Collected data

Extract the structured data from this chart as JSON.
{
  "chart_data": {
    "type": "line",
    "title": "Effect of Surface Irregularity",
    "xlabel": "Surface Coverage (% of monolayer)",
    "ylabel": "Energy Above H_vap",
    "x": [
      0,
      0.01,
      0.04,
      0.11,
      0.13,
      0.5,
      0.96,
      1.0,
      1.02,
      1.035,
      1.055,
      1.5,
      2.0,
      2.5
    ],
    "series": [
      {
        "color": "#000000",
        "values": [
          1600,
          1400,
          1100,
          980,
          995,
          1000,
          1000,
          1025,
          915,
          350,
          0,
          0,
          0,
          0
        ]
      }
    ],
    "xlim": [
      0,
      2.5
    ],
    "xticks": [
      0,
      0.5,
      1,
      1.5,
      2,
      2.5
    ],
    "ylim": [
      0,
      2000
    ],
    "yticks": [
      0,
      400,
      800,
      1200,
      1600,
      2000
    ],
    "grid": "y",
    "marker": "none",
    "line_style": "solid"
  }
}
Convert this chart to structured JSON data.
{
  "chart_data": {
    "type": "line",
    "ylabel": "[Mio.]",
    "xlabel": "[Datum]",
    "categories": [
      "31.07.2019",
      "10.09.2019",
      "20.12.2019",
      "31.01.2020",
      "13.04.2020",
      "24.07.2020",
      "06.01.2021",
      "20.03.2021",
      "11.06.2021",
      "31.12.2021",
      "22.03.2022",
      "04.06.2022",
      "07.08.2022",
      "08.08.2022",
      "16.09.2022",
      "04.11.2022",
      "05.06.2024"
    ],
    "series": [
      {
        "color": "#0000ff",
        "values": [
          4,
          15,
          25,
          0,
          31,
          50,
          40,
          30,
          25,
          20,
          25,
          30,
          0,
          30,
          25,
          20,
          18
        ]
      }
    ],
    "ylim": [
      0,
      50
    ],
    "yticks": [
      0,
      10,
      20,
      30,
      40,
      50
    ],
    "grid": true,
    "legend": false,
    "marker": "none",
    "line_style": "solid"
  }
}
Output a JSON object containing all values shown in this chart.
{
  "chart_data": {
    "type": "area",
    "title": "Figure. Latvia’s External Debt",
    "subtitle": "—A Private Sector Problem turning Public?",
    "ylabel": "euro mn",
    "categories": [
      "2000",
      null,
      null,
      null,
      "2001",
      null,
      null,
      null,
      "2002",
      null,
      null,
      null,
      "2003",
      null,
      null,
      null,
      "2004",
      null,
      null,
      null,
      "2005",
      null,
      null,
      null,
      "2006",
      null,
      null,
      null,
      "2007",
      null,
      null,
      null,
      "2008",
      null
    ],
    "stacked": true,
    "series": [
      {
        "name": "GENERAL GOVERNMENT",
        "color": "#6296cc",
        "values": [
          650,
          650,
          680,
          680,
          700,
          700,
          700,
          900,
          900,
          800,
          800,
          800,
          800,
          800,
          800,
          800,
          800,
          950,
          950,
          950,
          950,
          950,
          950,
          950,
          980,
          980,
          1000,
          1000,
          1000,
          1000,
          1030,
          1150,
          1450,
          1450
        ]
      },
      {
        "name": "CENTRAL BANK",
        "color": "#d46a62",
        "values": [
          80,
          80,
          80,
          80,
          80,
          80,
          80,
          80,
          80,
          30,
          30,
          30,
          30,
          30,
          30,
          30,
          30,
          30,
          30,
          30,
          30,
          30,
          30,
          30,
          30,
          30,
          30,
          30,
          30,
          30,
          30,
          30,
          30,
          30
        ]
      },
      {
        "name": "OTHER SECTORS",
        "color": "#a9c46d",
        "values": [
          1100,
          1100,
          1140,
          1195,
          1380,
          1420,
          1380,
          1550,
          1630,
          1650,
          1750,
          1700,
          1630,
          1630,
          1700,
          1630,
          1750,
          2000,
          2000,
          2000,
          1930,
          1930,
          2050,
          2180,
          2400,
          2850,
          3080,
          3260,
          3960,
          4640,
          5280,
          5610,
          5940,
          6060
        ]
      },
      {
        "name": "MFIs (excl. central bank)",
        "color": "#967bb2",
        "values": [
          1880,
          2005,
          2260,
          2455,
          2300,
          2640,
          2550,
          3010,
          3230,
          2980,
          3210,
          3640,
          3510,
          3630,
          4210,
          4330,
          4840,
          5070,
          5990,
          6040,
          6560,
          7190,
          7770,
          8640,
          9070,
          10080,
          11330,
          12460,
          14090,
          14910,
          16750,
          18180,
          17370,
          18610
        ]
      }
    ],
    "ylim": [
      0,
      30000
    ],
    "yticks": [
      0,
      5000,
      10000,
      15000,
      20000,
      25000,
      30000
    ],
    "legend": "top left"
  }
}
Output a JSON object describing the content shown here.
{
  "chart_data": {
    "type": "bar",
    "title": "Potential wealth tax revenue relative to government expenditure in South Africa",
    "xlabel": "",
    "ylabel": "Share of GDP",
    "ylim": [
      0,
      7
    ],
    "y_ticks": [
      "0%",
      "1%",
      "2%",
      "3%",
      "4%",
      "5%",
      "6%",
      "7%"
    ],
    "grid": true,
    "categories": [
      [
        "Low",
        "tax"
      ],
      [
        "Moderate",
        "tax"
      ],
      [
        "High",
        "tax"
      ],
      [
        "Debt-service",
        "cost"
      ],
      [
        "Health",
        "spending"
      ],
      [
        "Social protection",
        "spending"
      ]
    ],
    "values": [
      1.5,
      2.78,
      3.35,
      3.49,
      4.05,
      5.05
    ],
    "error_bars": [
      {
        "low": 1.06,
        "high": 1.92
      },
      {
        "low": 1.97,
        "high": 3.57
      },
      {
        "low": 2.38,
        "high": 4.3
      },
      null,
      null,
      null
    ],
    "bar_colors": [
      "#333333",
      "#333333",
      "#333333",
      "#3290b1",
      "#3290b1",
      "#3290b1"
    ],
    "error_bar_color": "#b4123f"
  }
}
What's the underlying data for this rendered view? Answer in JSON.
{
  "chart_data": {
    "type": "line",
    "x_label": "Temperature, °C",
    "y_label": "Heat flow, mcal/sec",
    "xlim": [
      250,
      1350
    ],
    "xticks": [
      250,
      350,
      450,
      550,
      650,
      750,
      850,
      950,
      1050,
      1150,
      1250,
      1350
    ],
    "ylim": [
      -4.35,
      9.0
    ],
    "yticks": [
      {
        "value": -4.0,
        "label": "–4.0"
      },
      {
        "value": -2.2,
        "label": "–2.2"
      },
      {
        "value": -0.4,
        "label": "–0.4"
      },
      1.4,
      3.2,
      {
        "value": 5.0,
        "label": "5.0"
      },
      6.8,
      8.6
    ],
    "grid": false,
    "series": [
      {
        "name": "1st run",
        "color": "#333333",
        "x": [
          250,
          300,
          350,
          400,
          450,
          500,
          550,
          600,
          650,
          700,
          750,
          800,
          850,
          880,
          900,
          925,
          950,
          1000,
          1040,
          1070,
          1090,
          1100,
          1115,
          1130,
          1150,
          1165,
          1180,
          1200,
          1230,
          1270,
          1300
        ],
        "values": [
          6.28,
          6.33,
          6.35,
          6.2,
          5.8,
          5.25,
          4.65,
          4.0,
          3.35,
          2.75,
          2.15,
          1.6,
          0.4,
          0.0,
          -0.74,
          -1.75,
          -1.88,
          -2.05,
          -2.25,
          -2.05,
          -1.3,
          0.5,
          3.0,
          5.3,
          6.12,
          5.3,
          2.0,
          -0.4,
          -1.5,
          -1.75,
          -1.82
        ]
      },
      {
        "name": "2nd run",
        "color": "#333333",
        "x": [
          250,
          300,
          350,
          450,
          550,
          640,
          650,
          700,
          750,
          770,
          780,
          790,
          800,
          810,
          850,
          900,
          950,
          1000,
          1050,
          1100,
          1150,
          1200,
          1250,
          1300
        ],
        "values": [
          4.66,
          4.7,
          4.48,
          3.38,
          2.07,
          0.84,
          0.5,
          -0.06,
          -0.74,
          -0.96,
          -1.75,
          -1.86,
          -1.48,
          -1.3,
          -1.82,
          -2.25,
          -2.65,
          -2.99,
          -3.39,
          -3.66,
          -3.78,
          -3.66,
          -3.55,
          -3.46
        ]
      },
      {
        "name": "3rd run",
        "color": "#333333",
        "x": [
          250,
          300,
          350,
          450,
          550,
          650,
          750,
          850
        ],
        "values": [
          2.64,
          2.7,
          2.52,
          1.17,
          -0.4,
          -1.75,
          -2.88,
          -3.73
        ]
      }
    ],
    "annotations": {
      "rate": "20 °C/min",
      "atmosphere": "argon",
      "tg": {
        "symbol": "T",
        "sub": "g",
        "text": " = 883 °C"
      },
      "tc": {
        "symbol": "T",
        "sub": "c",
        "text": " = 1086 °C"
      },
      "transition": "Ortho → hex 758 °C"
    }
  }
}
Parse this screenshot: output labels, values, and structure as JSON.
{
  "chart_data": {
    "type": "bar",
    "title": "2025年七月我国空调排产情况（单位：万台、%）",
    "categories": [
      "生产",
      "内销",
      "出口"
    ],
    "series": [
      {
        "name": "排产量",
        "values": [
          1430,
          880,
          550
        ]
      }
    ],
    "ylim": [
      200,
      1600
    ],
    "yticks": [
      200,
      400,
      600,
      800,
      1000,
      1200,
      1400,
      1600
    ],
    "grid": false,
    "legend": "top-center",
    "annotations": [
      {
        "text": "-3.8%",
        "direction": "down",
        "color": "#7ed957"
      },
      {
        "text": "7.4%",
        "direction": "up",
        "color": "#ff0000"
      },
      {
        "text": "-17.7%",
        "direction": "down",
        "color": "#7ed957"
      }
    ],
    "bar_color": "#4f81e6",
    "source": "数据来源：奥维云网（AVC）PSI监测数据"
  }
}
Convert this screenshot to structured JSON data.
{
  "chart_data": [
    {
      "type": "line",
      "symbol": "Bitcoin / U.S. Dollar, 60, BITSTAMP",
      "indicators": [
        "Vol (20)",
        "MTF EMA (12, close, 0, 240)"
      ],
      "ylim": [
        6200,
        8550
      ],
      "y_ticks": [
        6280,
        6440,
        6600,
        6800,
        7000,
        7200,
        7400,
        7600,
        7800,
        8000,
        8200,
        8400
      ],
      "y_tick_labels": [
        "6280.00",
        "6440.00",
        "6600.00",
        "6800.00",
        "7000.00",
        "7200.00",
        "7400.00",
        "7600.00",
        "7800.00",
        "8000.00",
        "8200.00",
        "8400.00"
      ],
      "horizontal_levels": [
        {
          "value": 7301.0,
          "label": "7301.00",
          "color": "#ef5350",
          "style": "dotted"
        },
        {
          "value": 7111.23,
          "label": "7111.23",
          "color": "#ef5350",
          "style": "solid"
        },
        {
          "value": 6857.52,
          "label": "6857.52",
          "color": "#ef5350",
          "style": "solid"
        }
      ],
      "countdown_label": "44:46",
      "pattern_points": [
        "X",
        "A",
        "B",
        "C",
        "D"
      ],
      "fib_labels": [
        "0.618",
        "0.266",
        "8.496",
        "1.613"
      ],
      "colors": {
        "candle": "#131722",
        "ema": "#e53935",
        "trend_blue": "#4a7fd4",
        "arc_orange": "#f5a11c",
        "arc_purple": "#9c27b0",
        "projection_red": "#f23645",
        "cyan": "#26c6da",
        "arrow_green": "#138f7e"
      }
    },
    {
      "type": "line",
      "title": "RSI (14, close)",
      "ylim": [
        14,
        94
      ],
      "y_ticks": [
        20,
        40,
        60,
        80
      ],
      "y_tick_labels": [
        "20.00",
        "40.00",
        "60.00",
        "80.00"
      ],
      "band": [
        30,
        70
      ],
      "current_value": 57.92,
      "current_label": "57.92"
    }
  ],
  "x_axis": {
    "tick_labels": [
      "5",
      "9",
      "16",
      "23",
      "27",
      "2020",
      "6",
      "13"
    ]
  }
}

▶ Given problem
List every line above that contains the word "this".

▶ Output of the exercise
Extract the structured data from this chart as JSON.
Convert this chart to structured JSON data.
Output a JSON object containing all values shown in this chart.
What's the underlying data for this rendered view? Answer in JSON.
Parse this screenshot: output labels, values, and structure as JSON.
Convert this screenshot to structured JSON data.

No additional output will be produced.